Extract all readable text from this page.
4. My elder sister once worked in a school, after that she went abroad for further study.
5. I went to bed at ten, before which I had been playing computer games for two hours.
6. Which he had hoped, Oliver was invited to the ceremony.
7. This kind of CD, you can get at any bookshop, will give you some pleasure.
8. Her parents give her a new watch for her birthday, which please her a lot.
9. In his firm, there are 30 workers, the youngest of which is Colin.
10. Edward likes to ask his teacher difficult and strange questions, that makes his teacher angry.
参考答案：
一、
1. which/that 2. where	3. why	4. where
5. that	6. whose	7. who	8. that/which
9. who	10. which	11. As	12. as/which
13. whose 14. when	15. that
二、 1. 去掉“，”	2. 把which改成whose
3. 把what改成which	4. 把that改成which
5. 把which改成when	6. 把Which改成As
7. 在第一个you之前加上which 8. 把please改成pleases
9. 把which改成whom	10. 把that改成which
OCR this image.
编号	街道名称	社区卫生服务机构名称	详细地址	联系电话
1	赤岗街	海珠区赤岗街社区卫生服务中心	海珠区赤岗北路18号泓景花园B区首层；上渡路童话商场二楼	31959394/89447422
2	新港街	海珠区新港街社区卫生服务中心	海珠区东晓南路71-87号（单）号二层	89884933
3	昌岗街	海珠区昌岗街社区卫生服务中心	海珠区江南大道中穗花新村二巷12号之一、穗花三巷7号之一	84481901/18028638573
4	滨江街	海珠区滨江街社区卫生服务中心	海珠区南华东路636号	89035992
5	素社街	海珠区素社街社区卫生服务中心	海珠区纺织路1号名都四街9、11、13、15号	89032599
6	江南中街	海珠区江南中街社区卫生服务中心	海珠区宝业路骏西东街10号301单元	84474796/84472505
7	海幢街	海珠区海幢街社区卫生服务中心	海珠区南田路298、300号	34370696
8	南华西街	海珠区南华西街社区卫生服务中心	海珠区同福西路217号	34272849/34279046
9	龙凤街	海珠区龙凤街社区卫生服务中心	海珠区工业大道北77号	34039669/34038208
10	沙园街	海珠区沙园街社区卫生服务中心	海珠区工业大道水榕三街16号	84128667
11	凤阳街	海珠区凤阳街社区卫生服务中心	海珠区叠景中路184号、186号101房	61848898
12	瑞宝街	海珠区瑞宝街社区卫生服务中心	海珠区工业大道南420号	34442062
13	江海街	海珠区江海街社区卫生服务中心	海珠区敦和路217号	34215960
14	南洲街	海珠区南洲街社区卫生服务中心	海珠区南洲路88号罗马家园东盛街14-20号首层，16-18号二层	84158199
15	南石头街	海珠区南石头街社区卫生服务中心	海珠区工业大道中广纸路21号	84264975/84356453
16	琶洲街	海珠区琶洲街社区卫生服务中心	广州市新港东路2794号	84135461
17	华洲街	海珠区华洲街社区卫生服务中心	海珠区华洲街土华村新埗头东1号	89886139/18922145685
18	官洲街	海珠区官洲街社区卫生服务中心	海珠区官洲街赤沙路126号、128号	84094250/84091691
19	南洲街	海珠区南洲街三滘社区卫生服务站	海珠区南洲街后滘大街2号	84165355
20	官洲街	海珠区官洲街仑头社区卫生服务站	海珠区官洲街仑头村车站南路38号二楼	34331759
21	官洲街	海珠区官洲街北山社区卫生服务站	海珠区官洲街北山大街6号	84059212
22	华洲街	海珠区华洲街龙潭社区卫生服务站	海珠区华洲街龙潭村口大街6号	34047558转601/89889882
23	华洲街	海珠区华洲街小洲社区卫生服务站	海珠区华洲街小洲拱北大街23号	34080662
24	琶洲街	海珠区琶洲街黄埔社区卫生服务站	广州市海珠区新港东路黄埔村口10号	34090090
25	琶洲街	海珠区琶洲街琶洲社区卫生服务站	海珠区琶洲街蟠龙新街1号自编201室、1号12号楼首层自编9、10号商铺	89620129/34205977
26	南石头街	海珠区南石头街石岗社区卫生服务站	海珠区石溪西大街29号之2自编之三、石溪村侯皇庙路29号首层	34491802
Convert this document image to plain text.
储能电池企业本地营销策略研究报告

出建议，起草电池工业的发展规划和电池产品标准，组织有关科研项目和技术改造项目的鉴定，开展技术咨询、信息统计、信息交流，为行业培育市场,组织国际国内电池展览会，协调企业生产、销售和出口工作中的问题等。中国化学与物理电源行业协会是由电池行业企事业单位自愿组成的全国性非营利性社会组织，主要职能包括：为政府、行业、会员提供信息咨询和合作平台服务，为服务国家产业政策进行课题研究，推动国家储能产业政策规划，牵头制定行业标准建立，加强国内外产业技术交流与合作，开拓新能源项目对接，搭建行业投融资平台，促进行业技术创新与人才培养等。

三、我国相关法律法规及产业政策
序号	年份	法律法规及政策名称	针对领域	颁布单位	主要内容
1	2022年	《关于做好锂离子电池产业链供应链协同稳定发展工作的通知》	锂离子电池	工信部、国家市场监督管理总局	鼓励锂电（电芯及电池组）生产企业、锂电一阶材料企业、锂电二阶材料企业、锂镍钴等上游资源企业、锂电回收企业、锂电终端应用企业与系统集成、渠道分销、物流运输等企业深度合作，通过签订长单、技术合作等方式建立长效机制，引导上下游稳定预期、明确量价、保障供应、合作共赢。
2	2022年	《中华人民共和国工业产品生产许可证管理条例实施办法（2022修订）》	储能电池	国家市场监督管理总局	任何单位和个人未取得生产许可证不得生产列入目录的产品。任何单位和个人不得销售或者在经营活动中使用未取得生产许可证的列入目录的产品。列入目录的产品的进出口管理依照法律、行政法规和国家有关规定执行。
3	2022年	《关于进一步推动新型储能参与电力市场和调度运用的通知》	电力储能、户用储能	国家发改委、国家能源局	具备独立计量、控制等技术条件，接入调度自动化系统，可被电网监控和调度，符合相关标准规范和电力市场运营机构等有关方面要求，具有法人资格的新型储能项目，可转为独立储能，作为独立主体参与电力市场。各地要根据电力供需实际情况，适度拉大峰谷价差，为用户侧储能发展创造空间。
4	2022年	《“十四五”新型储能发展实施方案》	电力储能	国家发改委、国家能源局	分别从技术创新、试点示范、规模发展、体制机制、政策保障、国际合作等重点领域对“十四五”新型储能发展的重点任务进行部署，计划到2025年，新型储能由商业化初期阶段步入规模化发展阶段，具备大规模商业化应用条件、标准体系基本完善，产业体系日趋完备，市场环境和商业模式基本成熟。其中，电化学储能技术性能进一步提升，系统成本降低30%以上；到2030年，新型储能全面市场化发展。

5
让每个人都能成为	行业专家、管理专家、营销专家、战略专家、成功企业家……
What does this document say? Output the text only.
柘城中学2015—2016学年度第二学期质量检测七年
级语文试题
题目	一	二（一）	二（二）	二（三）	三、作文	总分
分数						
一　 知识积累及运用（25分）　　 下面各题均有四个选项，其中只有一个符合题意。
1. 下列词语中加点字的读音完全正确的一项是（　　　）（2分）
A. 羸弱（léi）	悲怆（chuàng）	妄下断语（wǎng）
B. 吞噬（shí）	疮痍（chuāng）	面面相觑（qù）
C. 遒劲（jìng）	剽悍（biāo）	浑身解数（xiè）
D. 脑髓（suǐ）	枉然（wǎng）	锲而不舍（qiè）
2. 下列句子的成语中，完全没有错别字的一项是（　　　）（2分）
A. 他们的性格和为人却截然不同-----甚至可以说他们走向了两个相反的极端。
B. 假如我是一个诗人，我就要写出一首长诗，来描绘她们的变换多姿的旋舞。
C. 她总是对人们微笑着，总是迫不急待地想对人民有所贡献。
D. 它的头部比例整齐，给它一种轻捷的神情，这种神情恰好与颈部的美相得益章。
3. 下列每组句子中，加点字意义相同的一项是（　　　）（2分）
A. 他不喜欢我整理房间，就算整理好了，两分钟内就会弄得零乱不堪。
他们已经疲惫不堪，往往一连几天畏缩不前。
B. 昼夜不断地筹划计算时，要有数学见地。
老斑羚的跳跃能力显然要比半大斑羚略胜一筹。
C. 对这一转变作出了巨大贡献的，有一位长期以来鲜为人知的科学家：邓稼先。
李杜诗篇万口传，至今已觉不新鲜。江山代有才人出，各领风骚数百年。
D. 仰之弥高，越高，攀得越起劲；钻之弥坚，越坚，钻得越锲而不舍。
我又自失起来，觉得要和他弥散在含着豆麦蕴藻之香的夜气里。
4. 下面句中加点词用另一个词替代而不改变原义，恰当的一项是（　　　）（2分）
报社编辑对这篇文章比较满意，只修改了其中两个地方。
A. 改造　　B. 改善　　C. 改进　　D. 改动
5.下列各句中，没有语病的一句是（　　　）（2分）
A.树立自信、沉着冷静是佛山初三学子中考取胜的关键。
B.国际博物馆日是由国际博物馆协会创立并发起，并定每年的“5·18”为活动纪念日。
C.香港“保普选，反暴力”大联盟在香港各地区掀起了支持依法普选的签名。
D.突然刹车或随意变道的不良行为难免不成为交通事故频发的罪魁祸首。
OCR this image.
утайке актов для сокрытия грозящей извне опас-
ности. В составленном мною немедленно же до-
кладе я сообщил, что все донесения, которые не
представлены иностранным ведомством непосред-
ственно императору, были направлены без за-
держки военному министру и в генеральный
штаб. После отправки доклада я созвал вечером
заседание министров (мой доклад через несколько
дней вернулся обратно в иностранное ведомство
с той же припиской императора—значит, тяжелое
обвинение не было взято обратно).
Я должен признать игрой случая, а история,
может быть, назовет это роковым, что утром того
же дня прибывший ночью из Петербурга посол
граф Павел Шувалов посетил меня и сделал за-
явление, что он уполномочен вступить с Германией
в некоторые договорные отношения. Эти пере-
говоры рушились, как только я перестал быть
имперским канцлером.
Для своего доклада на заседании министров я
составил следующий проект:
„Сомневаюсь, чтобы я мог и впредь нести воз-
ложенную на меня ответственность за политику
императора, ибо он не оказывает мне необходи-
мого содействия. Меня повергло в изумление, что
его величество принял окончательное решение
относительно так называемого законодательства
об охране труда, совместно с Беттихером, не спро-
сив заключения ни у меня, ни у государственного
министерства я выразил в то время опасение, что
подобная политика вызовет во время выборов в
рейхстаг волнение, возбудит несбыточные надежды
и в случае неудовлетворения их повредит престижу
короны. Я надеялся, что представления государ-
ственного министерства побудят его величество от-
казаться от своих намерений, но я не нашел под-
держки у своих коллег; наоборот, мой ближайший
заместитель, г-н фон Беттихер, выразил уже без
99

|---|

Problem to work on
Going through the lines above one by one, tally those with the word "министров" and give only the total.

Response to this task
2